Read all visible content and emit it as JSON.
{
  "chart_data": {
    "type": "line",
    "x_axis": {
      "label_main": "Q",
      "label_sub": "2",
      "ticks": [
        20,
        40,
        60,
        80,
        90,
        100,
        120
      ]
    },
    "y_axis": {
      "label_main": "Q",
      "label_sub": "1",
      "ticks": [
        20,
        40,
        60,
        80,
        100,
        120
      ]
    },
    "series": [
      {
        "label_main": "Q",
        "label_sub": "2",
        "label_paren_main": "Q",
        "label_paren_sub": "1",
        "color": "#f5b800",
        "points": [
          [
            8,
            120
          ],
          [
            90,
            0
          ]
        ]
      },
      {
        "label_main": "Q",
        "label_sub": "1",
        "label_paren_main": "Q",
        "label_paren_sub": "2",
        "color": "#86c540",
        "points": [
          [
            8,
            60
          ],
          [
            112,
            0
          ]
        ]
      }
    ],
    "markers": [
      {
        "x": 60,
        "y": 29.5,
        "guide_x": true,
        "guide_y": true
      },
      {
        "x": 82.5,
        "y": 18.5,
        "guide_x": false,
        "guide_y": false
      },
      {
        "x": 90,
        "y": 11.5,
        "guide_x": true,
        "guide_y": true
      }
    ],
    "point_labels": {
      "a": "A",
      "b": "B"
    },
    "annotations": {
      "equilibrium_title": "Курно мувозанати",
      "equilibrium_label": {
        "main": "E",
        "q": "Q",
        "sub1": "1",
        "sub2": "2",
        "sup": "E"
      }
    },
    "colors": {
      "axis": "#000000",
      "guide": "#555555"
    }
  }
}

..........

▶ [TO DO] Output all of the material, please, exactly as it stands.

▶ [OUTPUT OF THE TASK]
Read all visible content and emit it as JSON.
{
  "chart_data": {
    "type": "line",
    "x_axis": {
      "label_main": "Q",
      "label_sub": "2",
      "ticks": [
        20,
        40,
        60,
        80,
        90,
        100,
        120
      ]
    },
    "y_axis": {
      "label_main": "Q",
      "label_sub": "1",
      "ticks": [
        20,
        40,
        60,
        80,
        100,
        120
      ]
    },
    "series": [
      {
        "label_main": "Q",
        "label_sub": "2",
        "label_paren_main": "Q",
        "label_paren_sub": "1",
        "color": "#f5b800",
        "points": [
          [
            8,
            120
          ],
          [
            90,
            0
          ]
        ]
      },
      {
        "label_main": "Q",
        "label_sub": "1",
        "label_paren_main": "Q",
        "label_paren_sub": "2",
        "color": "#86c540",
        "points": [
          [
            8,
            60
          ],
          [
            112,
            0
          ]
        ]
      }
    ],
    "markers": [
      {
        "x": 60,
        "y": 29.5,
        "guide_x": true,
        "guide_y": true
      },
      {
        "x": 82.5,
        "y": 18.5,
        "guide_x": false,
        "guide_y": false
      },
      {
        "x": 90,
        "y": 11.5,
        "guide_x": true,
        "guide_y": true
      }
    ],
    "point_labels": {
      "a": "A",
      "b": "B"
    },
    "annotations": {
      "equilibrium_title": "Курно мувозанати",
      "equilibrium_label": {
        "main": "E",
        "q": "Q",
        "sub1": "1",
        "sub2": "2",
        "sup": "E"
      }
    },
    "colors": {
      "axis": "#000000",
      "guide": "#555555"
    }
  }
}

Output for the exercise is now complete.